**Problem**
Copy out the whole listing exactly as written, leaving the pictures behind.

/---

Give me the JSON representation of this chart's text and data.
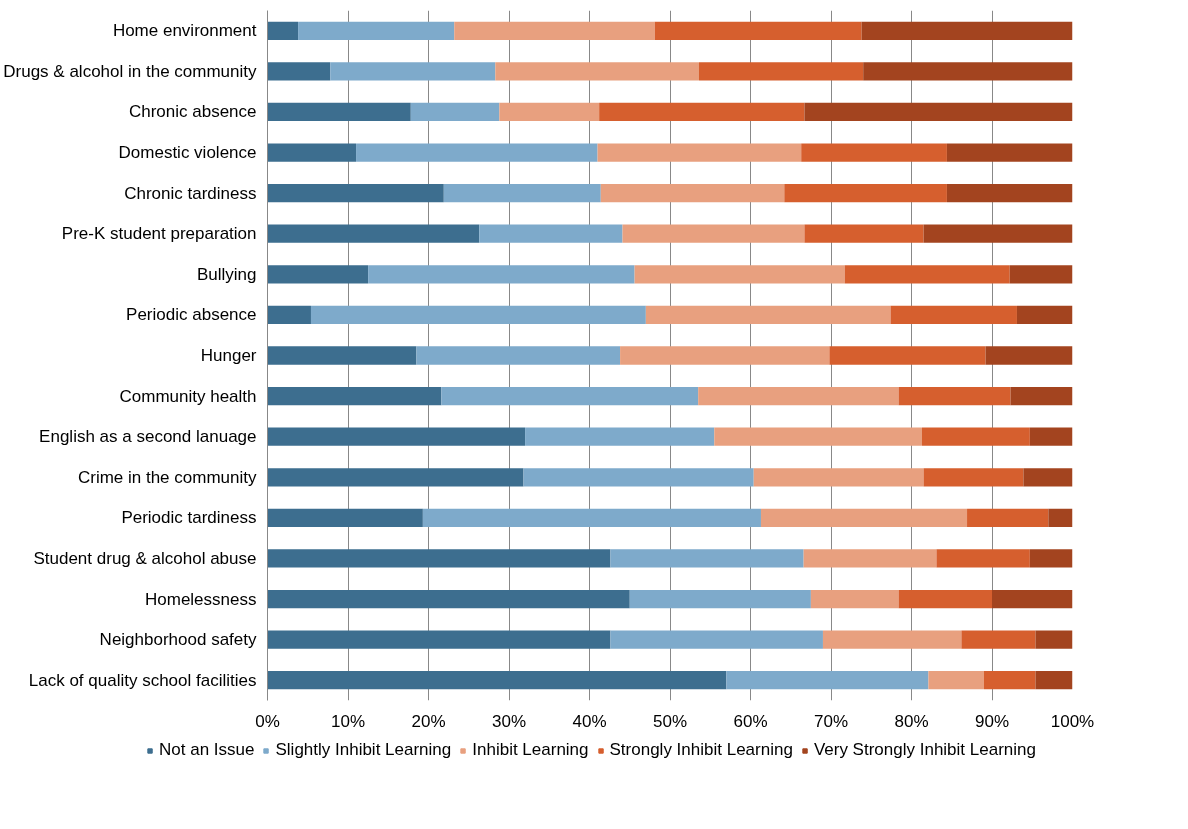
{
  "chart_data": {
    "type": "bar",
    "orientation": "horizontal",
    "stacked": true,
    "legend": "bottom",
    "grid": "x",
    "categories": [
      "Home environment",
      "Drugs & alcohol in the community",
      "Chronic absence",
      "Domestic violence",
      "Chronic tardiness",
      "Pre-K student preparation",
      "Bullying",
      "Periodic absence",
      "Hunger",
      "Community health",
      "English as a second lanuage",
      "Crime in the community",
      "Periodic tardiness",
      "Student drug & alcohol abuse",
      "Homelessness",
      "Neighborhood safety",
      "Lack of quality school facilities"
    ],
    "xlim": [
      0,
      100
    ],
    "xticks": [
      {
        "value": 0,
        "label": "0%"
      },
      {
        "value": 10,
        "label": "10%"
      },
      {
        "value": 20,
        "label": "20%"
      },
      {
        "value": 30,
        "label": "30%"
      },
      {
        "value": 40,
        "label": "40%"
      },
      {
        "value": 50,
        "label": "50%"
      },
      {
        "value": 60,
        "label": "60%"
      },
      {
        "value": 70,
        "label": "70%"
      },
      {
        "value": 80,
        "label": "80%"
      },
      {
        "value": 90,
        "label": "90%"
      },
      {
        "value": 100,
        "label": "100%"
      }
    ],
    "series": [
      {
        "name": "Not an Issue",
        "color": "#3d6e8f",
        "values": [
          3.8,
          7.8,
          17.8,
          11.0,
          21.9,
          26.3,
          12.5,
          5.4,
          18.5,
          21.6,
          32.0,
          31.8,
          19.3,
          42.6,
          45.0,
          42.6,
          57.0
        ]
      },
      {
        "name": "Slightly Inhibit Learning",
        "color": "#7eaacb",
        "values": [
          19.4,
          20.5,
          11.0,
          30.0,
          19.5,
          17.8,
          33.1,
          41.6,
          25.3,
          31.9,
          23.5,
          28.6,
          42.0,
          24.0,
          22.5,
          26.4,
          25.1
        ]
      },
      {
        "name": "Inhibit Learning",
        "color": "#e8a07f",
        "values": [
          24.9,
          25.3,
          12.4,
          25.3,
          22.8,
          22.6,
          26.1,
          30.4,
          26.0,
          24.9,
          25.8,
          21.1,
          25.6,
          16.5,
          10.9,
          17.2,
          6.9
        ]
      },
      {
        "name": "Strongly Inhibit Learning",
        "color": "#d65f2e",
        "values": [
          25.7,
          20.4,
          25.5,
          18.1,
          20.2,
          14.8,
          20.5,
          15.7,
          19.4,
          13.9,
          13.4,
          12.4,
          10.1,
          11.6,
          11.6,
          9.2,
          6.4
        ]
      },
      {
        "name": "Very Strongly Inhibit Learning",
        "color": "#a3441f",
        "values": [
          26.2,
          26.0,
          33.3,
          15.6,
          15.6,
          18.5,
          7.8,
          6.9,
          10.8,
          7.7,
          5.3,
          6.1,
          3.0,
          5.3,
          10.0,
          4.6,
          4.6
        ]
      }
    ]
  }
}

\---

**Correct result**
Give me the JSON representation of this chart's text and data.
{
  "chart_data": {
    "type": "bar",
    "orientation": "horizontal",
    "stacked": true,
    "legend": "bottom",
    "grid": "x",
    "categories": [
      "Home environment",
      "Drugs & alcohol in the community",
      "Chronic absence",
      "Domestic violence",
      "Chronic tardiness",
      "Pre-K student preparation",
      "Bullying",
      "Periodic absence",
      "Hunger",
      "Community health",
      "English as a second lanuage",
      "Crime in the community",
      "Periodic tardiness",
      "Student drug & alcohol abuse",
      "Homelessness",
      "Neighborhood safety",
      "Lack of quality school facilities"
    ],
    "xlim": [
      0,
      100
    ],
    "xticks": [
      {
        "value": 0,
        "label": "0%"
      },
      {
        "value": 10,
        "label": "10%"
      },
      {
        "value": 20,
        "label": "20%"
      },
      {
        "value": 30,
        "label": "30%"
      },
      {
        "value": 40,
        "label": "40%"
      },
      {
        "value": 50,
        "label": "50%"
      },
      {
        "value": 60,
        "label": "60%"
      },
      {
        "value": 70,
        "label": "70%"
      },
      {
        "value": 80,
        "label": "80%"
      },
      {
        "value": 90,
        "label": "90%"
      },
      {
        "value": 100,
        "label": "100%"
      }
    ],
    "series": [
      {
        "name": "Not an Issue",
        "color": "#3d6e8f",
        "values": [
          3.8,
          7.8,
          17.8,
          11.0,
          21.9,
          26.3,
          12.5,
          5.4,
          18.5,
          21.6,
          32.0,
          31.8,
          19.3,
          42.6,
          45.0,
          42.6,
          57.0
        ]
      },
      {
        "name": "Slightly Inhibit Learning",
        "color": "#7eaacb",
        "values": [
          19.4,
          20.5,
          11.0,
          30.0,
          19.5,
          17.8,
          33.1,
          41.6,
          25.3,
          31.9,
          23.5,
          28.6,
          42.0,
          24.0,
          22.5,
          26.4,
          25.1
        ]
      },
      {
        "name": "Inhibit Learning",
        "color": "#e8a07f",
        "values": [
          24.9,
          25.3,
          12.4,
          25.3,
          22.8,
          22.6,
          26.1,
          30.4,
          26.0,
          24.9,
          25.8,
          21.1,
          25.6,
          16.5,
          10.9,
          17.2,
          6.9
        ]
      },
      {
        "name": "Strongly Inhibit Learning",
        "color": "#d65f2e",
        "values": [
          25.7,
          20.4,
          25.5,
          18.1,
          20.2,
          14.8,
          20.5,
          15.7,
          19.4,
          13.9,
          13.4,
          12.4,
          10.1,
          11.6,
          11.6,
          9.2,
          6.4
        ]
      },
      {
        "name": "Very Strongly Inhibit Learning",
        "color": "#a3441f",
        "values": [
          26.2,
          26.0,
          33.3,
          15.6,
          15.6,
          18.5,
          7.8,
          6.9,
          10.8,
          7.7,
          5.3,
          6.1,
          3.0,
          5.3,
          10.0,
          4.6,
          4.6
        ]
      }
    ]
  }
}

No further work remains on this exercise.